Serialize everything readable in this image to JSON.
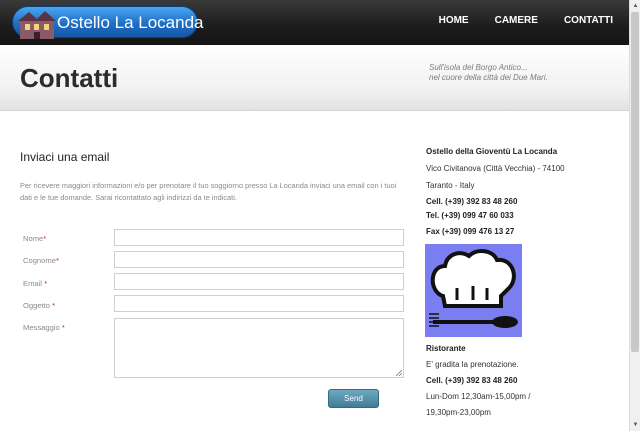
{
  "header": {
    "logo_text": "Ostello La Locanda",
    "nav": [
      "HOME",
      "CAMERE",
      "CONTATTI"
    ]
  },
  "band": {
    "title": "Contatti",
    "tagline_1": "Sull'isola del Borgo Antico...",
    "tagline_2": "nel cuore della città dei Due Mari."
  },
  "form": {
    "title": "Inviaci una email",
    "intro": "Per ricevere maggiori informazioni e/o per prenotare il tuo soggiorno presso La Locanda inviaci una email con i tuoi dati e le tue domande. Sarai ricontattato agli indirizzi da te indicati.",
    "fields": {
      "nome": "Nome",
      "cognome": "Cognome",
      "email": "Email",
      "oggetto": "Oggetto",
      "messaggio": "Messaggio"
    },
    "required_mark": "*",
    "send_label": "Send"
  },
  "contact": {
    "name": "Ostello della Gioventù La Locanda",
    "address_1": "Vico Civitanova (Città Vecchia) - 74100",
    "address_2": "Taranto - Italy",
    "cell": "Cell. (+39) 392 83 48 260",
    "tel": "Tel. (+39) 099 47 60 033",
    "fax": "Fax (+39) 099 476 13 27"
  },
  "restaurant": {
    "title": "Ristorante",
    "note": "E' gradita la prenotazione.",
    "cell": "Cell. (+39) 392 83 48 260",
    "hours_1": "Lun-Dom 12,30am-15,00pm /",
    "hours_2": "19,30pm-23,00pm"
  },
  "colors": {
    "logo_blue": "#1f6fc6",
    "chef_bg": "#7a7ef0",
    "send_button": "#3f7d97"
  },
  "icons": {
    "logo": "house-icon",
    "chef": "chef-hat-cutlery-icon"
  }
}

——

> _SET EXERCISE_
Reproduce every entry word for word, but omit the pictures.

> _TASK ANSWER_
Serialize everything readable in this image to JSON.
{
  "header": {
    "logo_text": "Ostello La Locanda",
    "nav": [
      "HOME",
      "CAMERE",
      "CONTATTI"
    ]
  },
  "band": {
    "title": "Contatti",
    "tagline_1": "Sull'isola del Borgo Antico...",
    "tagline_2": "nel cuore della città dei Due Mari."
  },
  "form": {
    "title": "Inviaci una email",
    "intro": "Per ricevere maggiori informazioni e/o per prenotare il tuo soggiorno presso La Locanda inviaci una email con i tuoi dati e le tue domande. Sarai ricontattato agli indirizzi da te indicati.",
    "fields": {
      "nome": "Nome",
      "cognome": "Cognome",
      "email": "Email",
      "oggetto": "Oggetto",
      "messaggio": "Messaggio"
    },
    "required_mark": "*",
    "send_label": "Send"
  },
  "contact": {
    "name": "Ostello della Gioventù La Locanda",
    "address_1": "Vico Civitanova (Città Vecchia) - 74100",
    "address_2": "Taranto - Italy",
    "cell": "Cell. (+39) 392 83 48 260",
    "tel": "Tel. (+39) 099 47 60 033",
    "fax": "Fax (+39) 099 476 13 27"
  },
  "restaurant": {
    "title": "Ristorante",
    "note": "E' gradita la prenotazione.",
    "cell": "Cell. (+39) 392 83 48 260",
    "hours_1": "Lun-Dom 12,30am-15,00pm /",
    "hours_2": "19,30pm-23,00pm"
  },
  "colors": {
    "logo_blue": "#1f6fc6",
    "chef_bg": "#7a7ef0",
    "send_button": "#3f7d97"
  },
  "icons": {
    "logo": "house-icon",
    "chef": "chef-hat-cutlery-icon"
  }
}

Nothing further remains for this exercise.